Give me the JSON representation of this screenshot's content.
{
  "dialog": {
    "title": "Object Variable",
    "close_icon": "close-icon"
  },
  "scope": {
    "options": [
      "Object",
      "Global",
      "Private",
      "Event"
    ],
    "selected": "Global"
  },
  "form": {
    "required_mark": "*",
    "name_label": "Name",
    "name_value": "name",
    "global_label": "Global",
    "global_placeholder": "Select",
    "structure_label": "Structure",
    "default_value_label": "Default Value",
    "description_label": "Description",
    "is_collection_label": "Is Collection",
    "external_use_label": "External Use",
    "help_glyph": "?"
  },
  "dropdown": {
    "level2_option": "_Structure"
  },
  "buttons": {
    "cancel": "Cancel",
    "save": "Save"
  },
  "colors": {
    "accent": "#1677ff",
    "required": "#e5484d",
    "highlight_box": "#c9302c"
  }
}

○ ○ ○ ○ ○

▶ Given task
Repeat each record exactly. Omit nothing.

▶ Finished task
Give me the JSON representation of this screenshot's content.
{
  "dialog": {
    "title": "Object Variable",
    "close_icon": "close-icon"
  },
  "scope": {
    "options": [
      "Object",
      "Global",
      "Private",
      "Event"
    ],
    "selected": "Global"
  },
  "form": {
    "required_mark": "*",
    "name_label": "Name",
    "name_value": "name",
    "global_label": "Global",
    "global_placeholder": "Select",
    "structure_label": "Structure",
    "default_value_label": "Default Value",
    "description_label": "Description",
    "is_collection_label": "Is Collection",
    "external_use_label": "External Use",
    "help_glyph": "?"
  },
  "dropdown": {
    "level2_option": "_Structure"
  },
  "buttons": {
    "cancel": "Cancel",
    "save": "Save"
  },
  "colors": {
    "accent": "#1677ff",
    "required": "#e5484d",
    "highlight_box": "#c9302c"
  }
}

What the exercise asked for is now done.